(Stored data)
** Begin **
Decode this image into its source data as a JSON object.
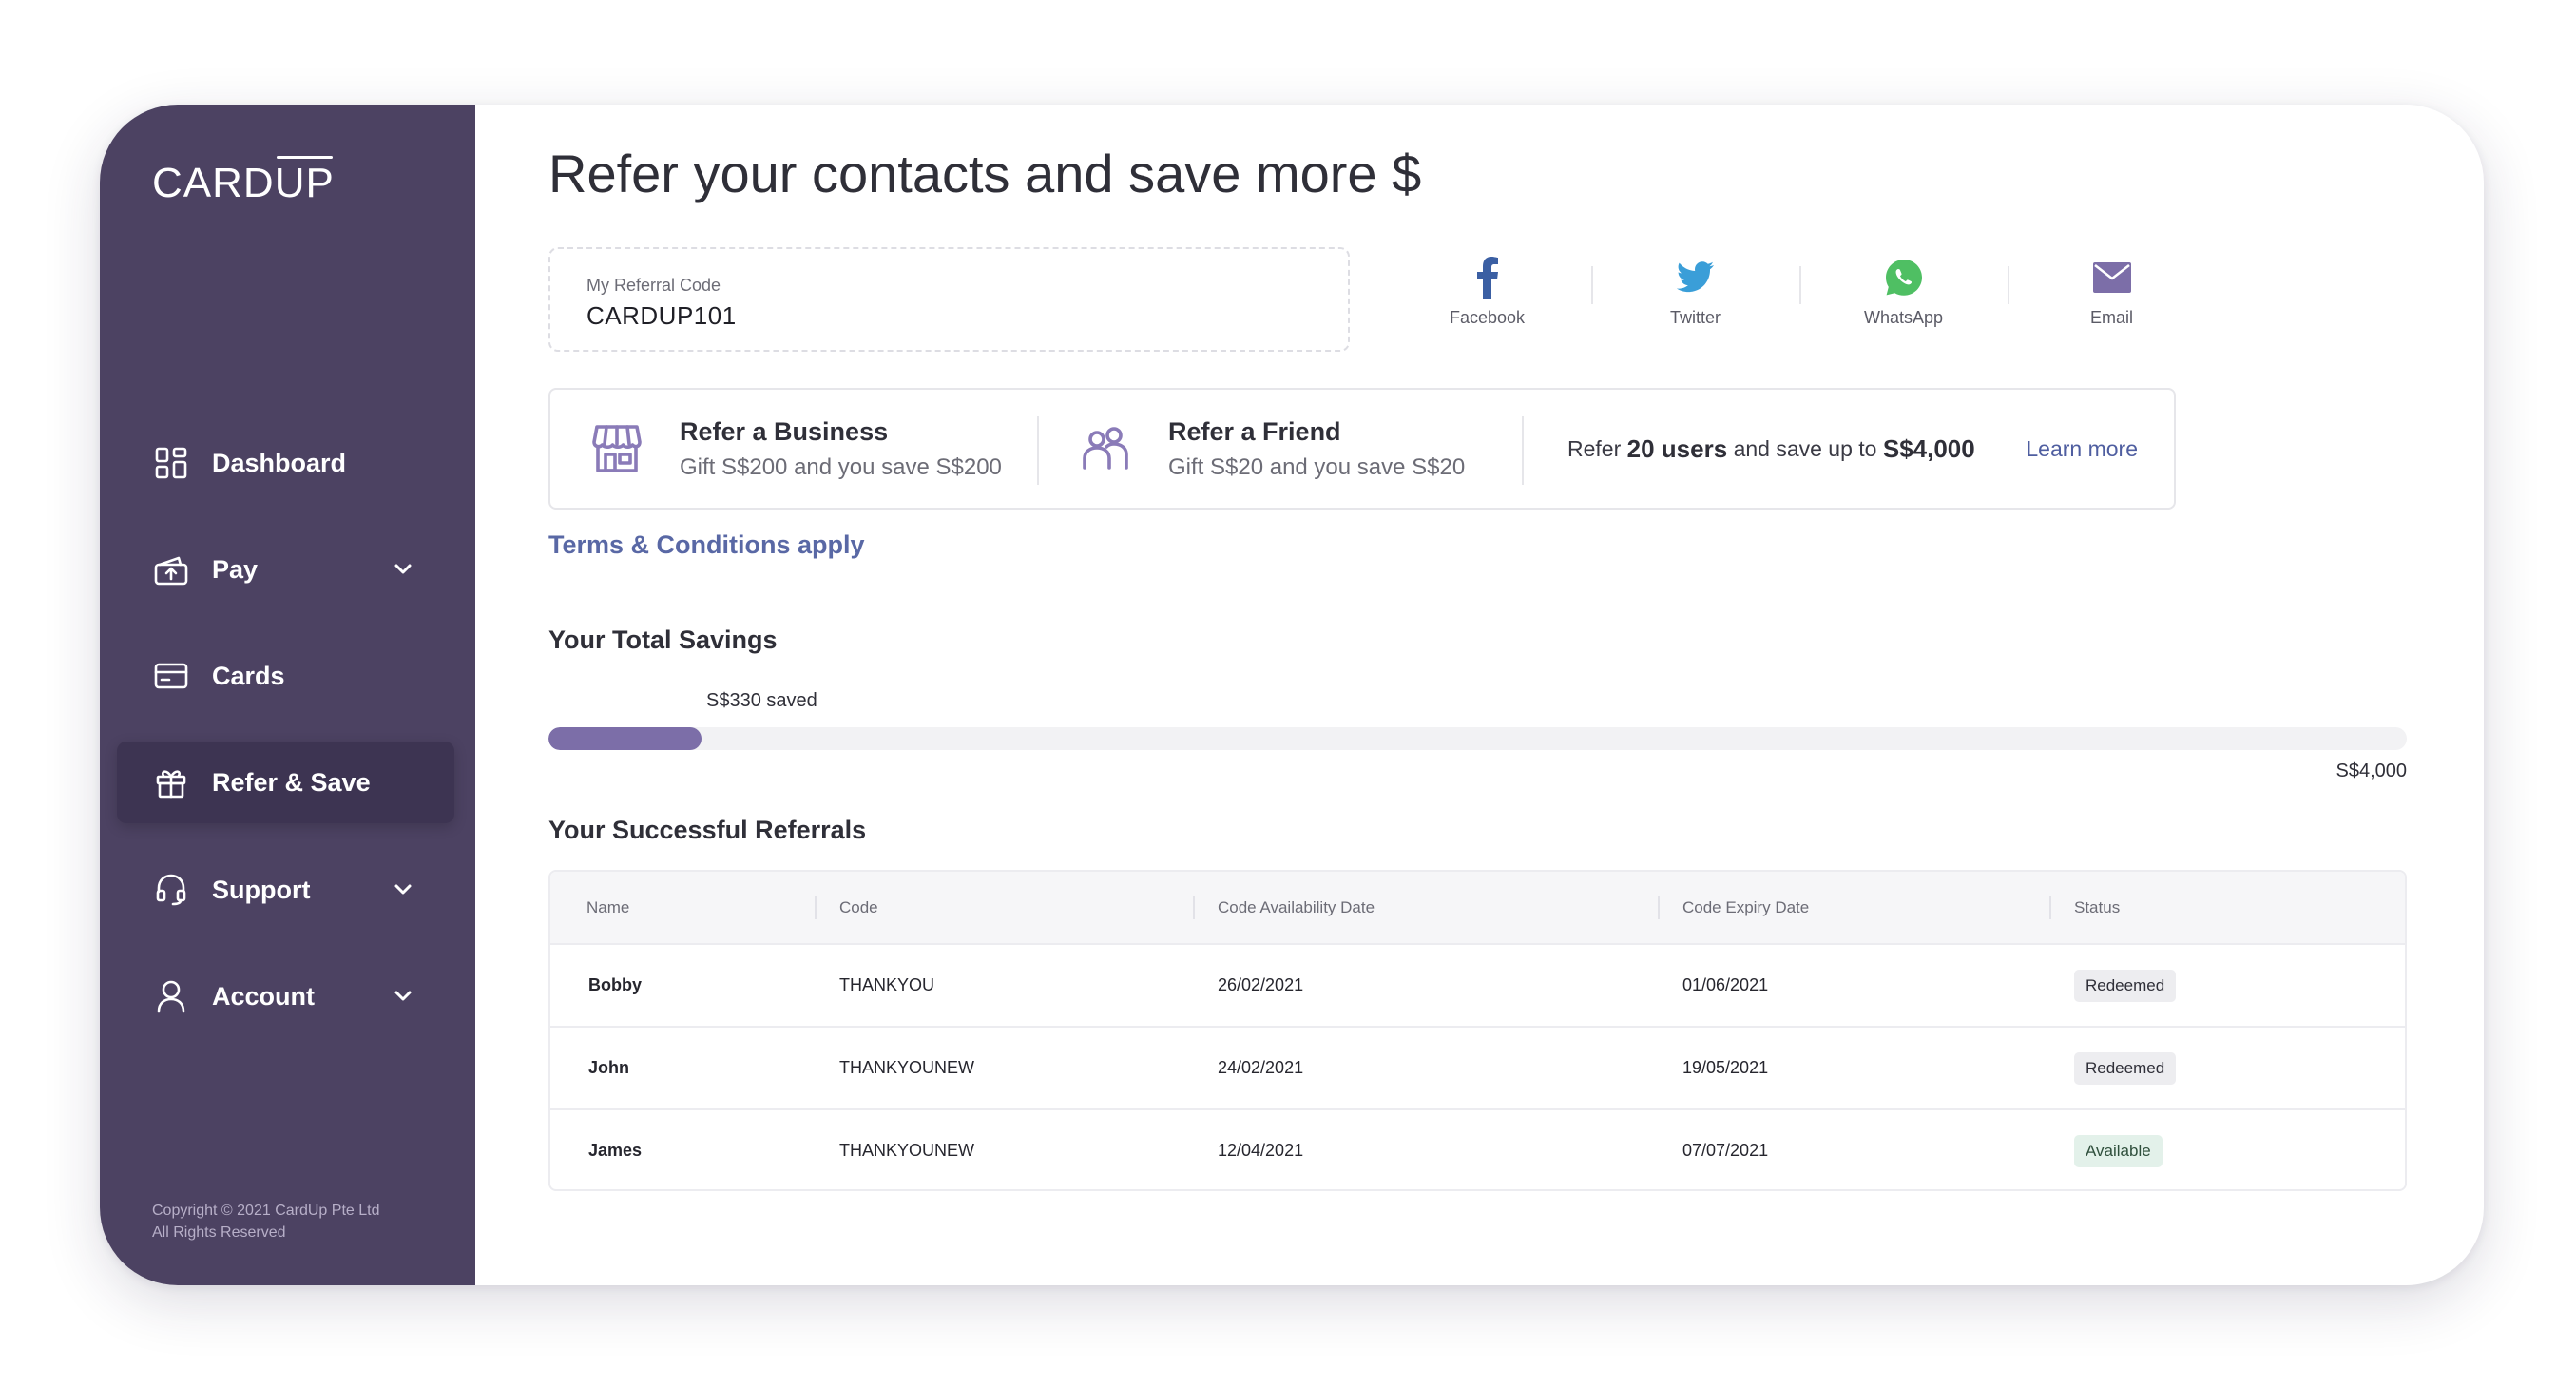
{
  "brand": {
    "logo_prefix": "CARD",
    "logo_suffix": "UP",
    "accent": "#4c4262",
    "link_color": "#5968a5"
  },
  "sidebar": {
    "items": [
      {
        "label": "Dashboard",
        "icon": "dashboard-grid-icon"
      },
      {
        "label": "Pay",
        "icon": "pay-upload-icon",
        "expandable": true
      },
      {
        "label": "Cards",
        "icon": "card-icon"
      },
      {
        "label": "Refer & Save",
        "icon": "gift-icon",
        "active": true
      },
      {
        "label": "Support",
        "icon": "headset-icon",
        "expandable": true
      },
      {
        "label": "Account",
        "icon": "user-icon",
        "expandable": true
      }
    ],
    "copyright": "Copyright © 2021 CardUp Pte Ltd All Rights Reserved"
  },
  "page": {
    "title": "Refer your contacts and save more $"
  },
  "referral": {
    "label": "My Referral Code",
    "code": "CARDUP101"
  },
  "share": [
    {
      "label": "Facebook",
      "icon": "facebook-icon",
      "color": "#3b5fa3"
    },
    {
      "label": "Twitter",
      "icon": "twitter-icon",
      "color": "#3a9ed8"
    },
    {
      "label": "WhatsApp",
      "icon": "whatsapp-icon",
      "color": "#4fbf63"
    },
    {
      "label": "Email",
      "icon": "email-icon",
      "color": "#7c6ea8"
    }
  ],
  "offers": {
    "business": {
      "title": "Refer a Business",
      "subtitle": "Gift S$200 and you save S$200"
    },
    "friend": {
      "title": "Refer a Friend",
      "subtitle": "Gift S$20 and you save S$20"
    },
    "summary": {
      "prefix": "Refer",
      "users": "20 users",
      "middle": "and save up to",
      "amount": "S$4,000"
    },
    "learn_more": "Learn more"
  },
  "terms": "Terms & Conditions apply",
  "savings": {
    "title": "Your Total Savings",
    "saved_label": "S$330 saved",
    "max_label": "S$4,000",
    "progress_fraction": 0.0825
  },
  "referrals": {
    "title": "Your Successful Referrals",
    "columns": [
      "Name",
      "Code",
      "Code Availability Date",
      "Code Expiry Date",
      "Status"
    ],
    "rows": [
      {
        "name": "Bobby",
        "code": "THANKYOU",
        "availability": "26/02/2021",
        "expiry": "01/06/2021",
        "status": "Redeemed"
      },
      {
        "name": "John",
        "code": "THANKYOUNEW",
        "availability": "24/02/2021",
        "expiry": "19/05/2021",
        "status": "Redeemed"
      },
      {
        "name": "James",
        "code": "THANKYOUNEW",
        "availability": "12/04/2021",
        "expiry": "07/07/2021",
        "status": "Available"
      }
    ]
  }
}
** End **
| Problem to work on |
Omit the pictures, then quote the rest of the material above exactly.

| Problem solution |
Decode this image into its source data as a JSON object.
{
  "brand": {
    "logo_prefix": "CARD",
    "logo_suffix": "UP",
    "accent": "#4c4262",
    "link_color": "#5968a5"
  },
  "sidebar": {
    "items": [
      {
        "label": "Dashboard",
        "icon": "dashboard-grid-icon"
      },
      {
        "label": "Pay",
        "icon": "pay-upload-icon",
        "expandable": true
      },
      {
        "label": "Cards",
        "icon": "card-icon"
      },
      {
        "label": "Refer & Save",
        "icon": "gift-icon",
        "active": true
      },
      {
        "label": "Support",
        "icon": "headset-icon",
        "expandable": true
      },
      {
        "label": "Account",
        "icon": "user-icon",
        "expandable": true
      }
    ],
    "copyright": "Copyright © 2021 CardUp Pte Ltd All Rights Reserved"
  },
  "page": {
    "title": "Refer your contacts and save more $"
  },
  "referral": {
    "label": "My Referral Code",
    "code": "CARDUP101"
  },
  "share": [
    {
      "label": "Facebook",
      "icon": "facebook-icon",
      "color": "#3b5fa3"
    },
    {
      "label": "Twitter",
      "icon": "twitter-icon",
      "color": "#3a9ed8"
    },
    {
      "label": "WhatsApp",
      "icon": "whatsapp-icon",
      "color": "#4fbf63"
    },
    {
      "label": "Email",
      "icon": "email-icon",
      "color": "#7c6ea8"
    }
  ],
  "offers": {
    "business": {
      "title": "Refer a Business",
      "subtitle": "Gift S$200 and you save S$200"
    },
    "friend": {
      "title": "Refer a Friend",
      "subtitle": "Gift S$20 and you save S$20"
    },
    "summary": {
      "prefix": "Refer",
      "users": "20 users",
      "middle": "and save up to",
      "amount": "S$4,000"
    },
    "learn_more": "Learn more"
  },
  "terms": "Terms & Conditions apply",
  "savings": {
    "title": "Your Total Savings",
    "saved_label": "S$330 saved",
    "max_label": "S$4,000",
    "progress_fraction": 0.0825
  },
  "referrals": {
    "title": "Your Successful Referrals",
    "columns": [
      "Name",
      "Code",
      "Code Availability Date",
      "Code Expiry Date",
      "Status"
    ],
    "rows": [
      {
        "name": "Bobby",
        "code": "THANKYOU",
        "availability": "26/02/2021",
        "expiry": "01/06/2021",
        "status": "Redeemed"
      },
      {
        "name": "John",
        "code": "THANKYOUNEW",
        "availability": "24/02/2021",
        "expiry": "19/05/2021",
        "status": "Redeemed"
      },
      {
        "name": "James",
        "code": "THANKYOUNEW",
        "availability": "12/04/2021",
        "expiry": "07/07/2021",
        "status": "Available"
      }
    ]
  }
}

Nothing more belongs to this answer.